**Directions:** Tell me how many lines hold "small", please, using only the number.

====== Listed records

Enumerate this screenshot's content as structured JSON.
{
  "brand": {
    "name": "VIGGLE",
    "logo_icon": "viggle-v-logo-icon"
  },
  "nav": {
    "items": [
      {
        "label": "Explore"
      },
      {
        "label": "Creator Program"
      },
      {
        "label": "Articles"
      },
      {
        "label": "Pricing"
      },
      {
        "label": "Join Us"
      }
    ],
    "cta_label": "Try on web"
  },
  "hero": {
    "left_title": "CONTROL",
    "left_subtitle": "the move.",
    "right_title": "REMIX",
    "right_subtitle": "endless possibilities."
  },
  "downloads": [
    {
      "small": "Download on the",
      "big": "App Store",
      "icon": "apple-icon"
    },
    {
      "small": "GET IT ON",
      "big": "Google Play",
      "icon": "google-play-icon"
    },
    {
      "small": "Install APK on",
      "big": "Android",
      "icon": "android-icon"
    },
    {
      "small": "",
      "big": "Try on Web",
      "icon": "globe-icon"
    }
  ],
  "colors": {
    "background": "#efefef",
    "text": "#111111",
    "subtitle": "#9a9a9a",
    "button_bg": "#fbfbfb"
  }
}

============

**Exercise result:** 4